**WHAT IS BEING ASKED**
Search the entries below. Return every line that has "normally" in it.

**DATA**
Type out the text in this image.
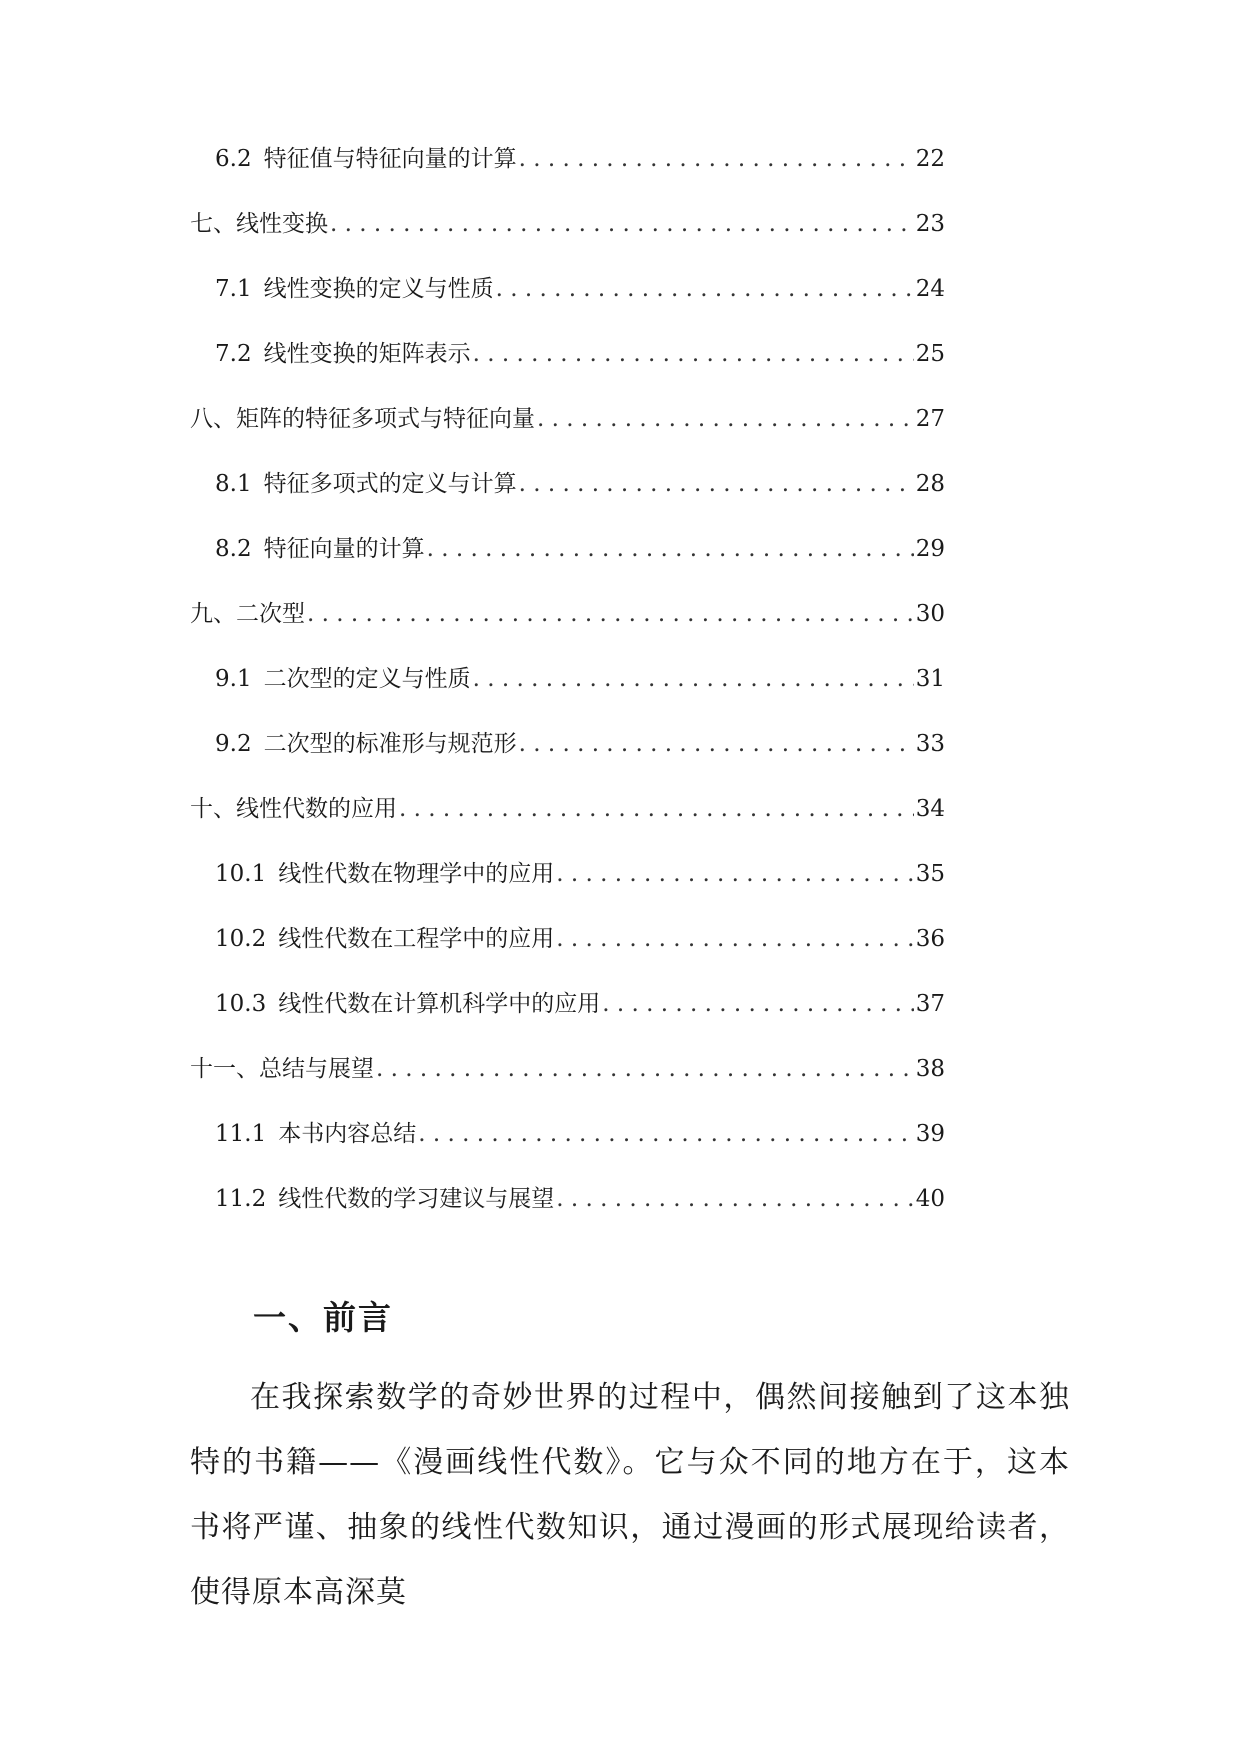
6.2 特征值与特征向量的计算 . . .	22
七、线性变换 . . .	23
7.1 线性变换的定义与性质 . . .	24
7.2 线性变换的矩阵表示 . . .	25
八、矩阵的特征多项式与特征向量 . . .	27
8.1 特征多项式的定义与计算 . . .	28
8.2 特征向量的计算 . . .	29
九、二次型 . . .	30
9.1 二次型的定义与性质 . . .	31
9.2 二次型的标准形与规范形 . . .	33
十、线性代数的应用 . . .	34
10.1 线性代数在物理学中的应用 . . .	35
10.2 线性代数在工程学中的应用 . . .	36
10.3 线性代数在计算机科学中的应用 . . .	37
十一、总结与展望 . . .	38
11.1 本书内容总结 . . .	39
11.2 线性代数的学习建议与展望 . . .	40
一、前言

在我探索数学的奇妙世界的过程中，偶然间接触到了这本独特的书籍——《漫画线性代数》。它与众不同的地方在于，这本书将严谨、抽象的线性代数知识，通过漫画的形式展现给读者，使得原本高深莫
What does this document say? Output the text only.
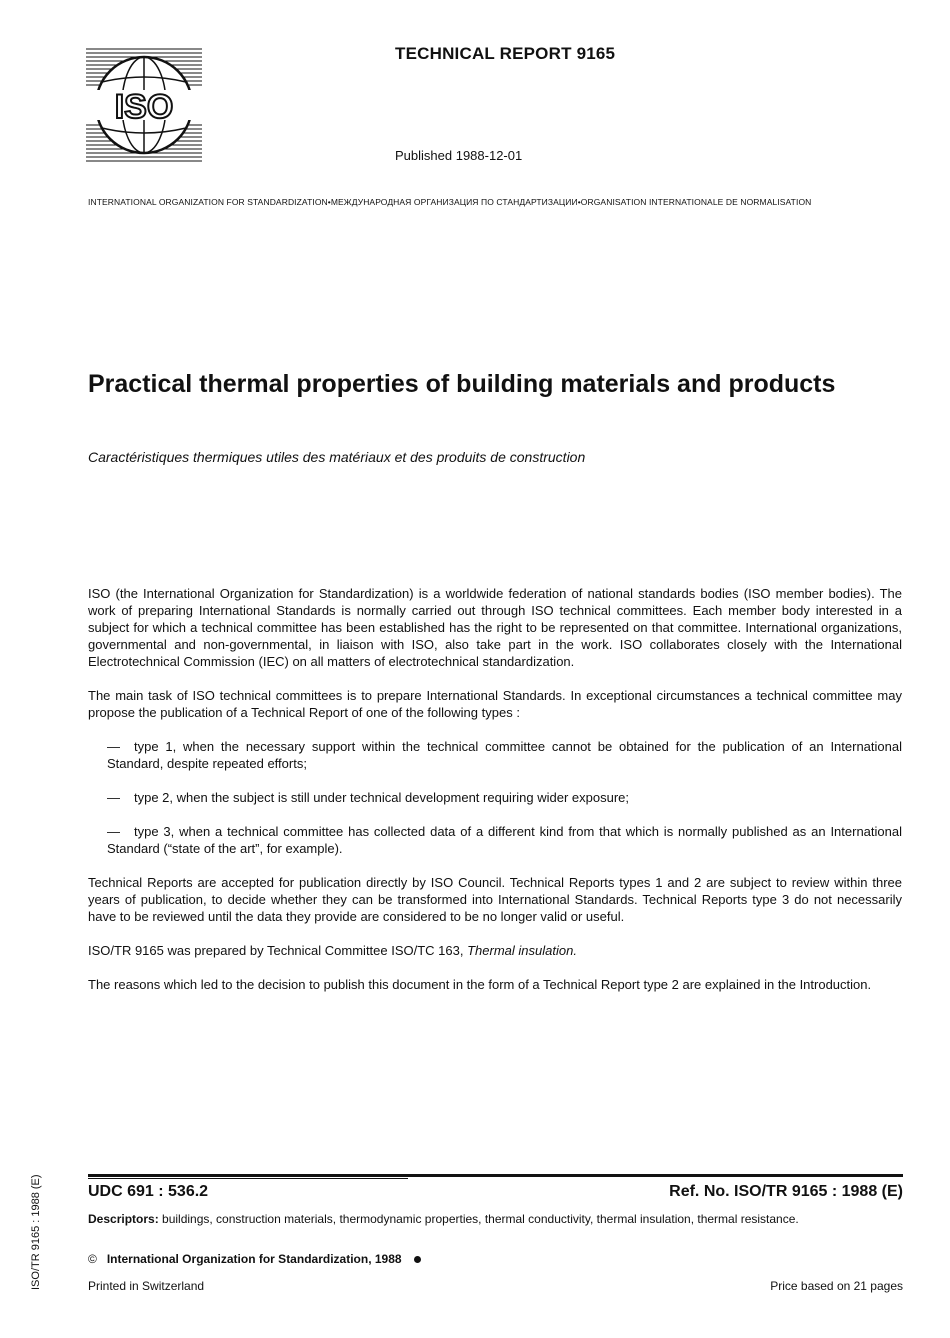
ISO
TECHNICAL REPORT 9165
Published 1988-12-01
INTERNATIONAL ORGANIZATION FOR STANDARDIZATION•МЕЖДУНАРОДНАЯ ОРГАНИЗАЦИЯ ПО СТАНДАРТИЗАЦИИ•ORGANISATION INTERNATIONALE DE NORMALISATION
Practical thermal properties of building materials and products
Caractéristiques thermiques utiles des matériaux et des produits de construction

ISO (the International Organization for Standardization) is a worldwide federation of national standards bodies (ISO member bodies). The work of preparing International Standards is normally carried out through ISO technical committees. Each member body interested in a subject for which a technical committee has been established has the right to be represented on that committee. International organizations, governmental and non-governmental, in liaison with ISO, also take part in the work. ISO collaborates closely with the International Electrotechnical Commission (IEC) on all matters of electrotechnical standardization.

The main task of ISO technical committees is to prepare International Standards. In exceptional circumstances a technical committee may propose the publication of a Technical Report of one of the following types :

— type 1, when the necessary support within the technical committee cannot be obtained for the publication of an International Standard, despite repeated efforts;

— type 2, when the subject is still under technical development requiring wider exposure;

— type 3, when a technical committee has collected data of a different kind from that which is normally published as an International Standard (“state of the art”, for example).

Technical Reports are accepted for publication directly by ISO Council. Technical Reports types 1 and 2 are subject to review within three years of publication, to decide whether they can be transformed into International Standards. Technical Reports type 3 do not necessarily have to be reviewed until the data they provide are considered to be no longer valid or useful.

ISO/TR 9165 was prepared by Technical Committee ISO/TC 163, Thermal insulation.

The reasons which led to the decision to publish this document in the form of a Technical Report type 2 are explained in the Introduction.

ISO/TR 9165 : 1988 (E)	UDC 691 : 536.2	Ref. No. ISO/TR 9165 : 1988 (E)
Descriptors: buildings, construction materials, thermodynamic properties, thermal conductivity, thermal insulation, thermal resistance.
© International Organization for Standardization, 1988
Printed in Switzerland	Price based on 21 pages
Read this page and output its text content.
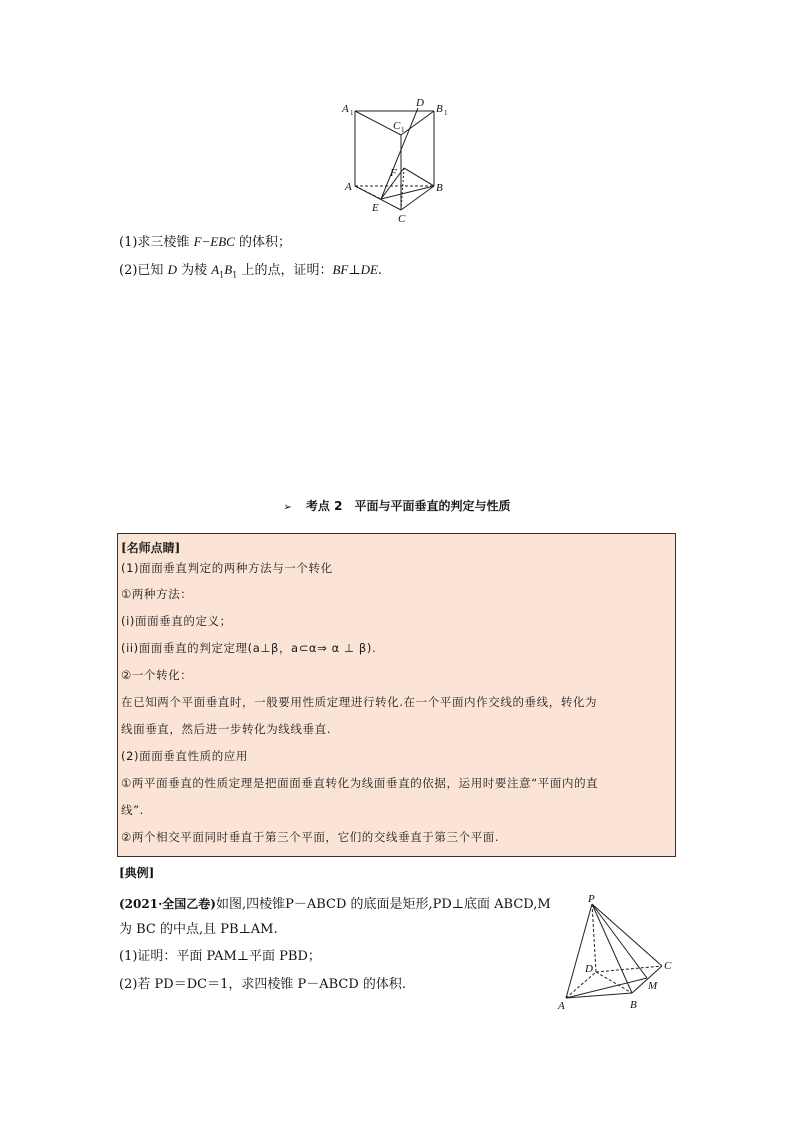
A 1
D B 1
C 1
F
A	B
E
C
(1)求三棱锥 F−EBC 的体积；
(2)已知 D 为棱 $A_1B_1$ 上的点，证明：BF⊥DE.
➢ 考点 2　平面与平面垂直的判定与性质
[名师点睛]
(1)面面垂直判定的两种方法与一个转化
①两种方法：
(i)面面垂直的定义；
(ii)面面垂直的判定定理(a⊥β，a⊂α⇒ α ⊥ β).
②一个转化：
在已知两个平面垂直时，一般要用性质定理进行转化.在一个平面内作交线的垂线，转化为
线面垂直，然后进一步转化为线线垂直.
(2)面面垂直性质的应用
①两平面垂直的性质定理是把面面垂直转化为线面垂直的依据，运用时要注意“平面内的直
线”.
②两个相交平面同时垂直于第三个平面，它们的交线垂直于第三个平面.
[典例]
(2021·全国乙卷)如图,四棱锥P－ABCD 的底面是矩形,PD⊥底面 ABCD,M
为 BC 的中点,且 PB⊥AM.
(1)证明：平面 PAM⊥平面 PBD；
(2)若 PD＝DC＝1，求四棱锥 P－ABCD 的体积.
P
D	C
M
A	B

**ANSWER TO THIS EXERCISE**
ISO (the International Organization for Standardization) is a worldwide federation of national standards bodies (ISO member bodies). The work of preparing International Standards is normally carried out through ISO technical committees. Each member body interested in a subject for which a technical committee has been established has the right to be represented on that committee. International organizations, governmental and non-governmental, in liaison with ISO, also take part in the work. ISO collaborates closely with the International Electrotechnical Commission (IEC) on all matters of electrotechnical standardization.
— type 3, when a technical committee has collected data of a different kind from that which is normally published as an International Standard (“state of the art”, for example).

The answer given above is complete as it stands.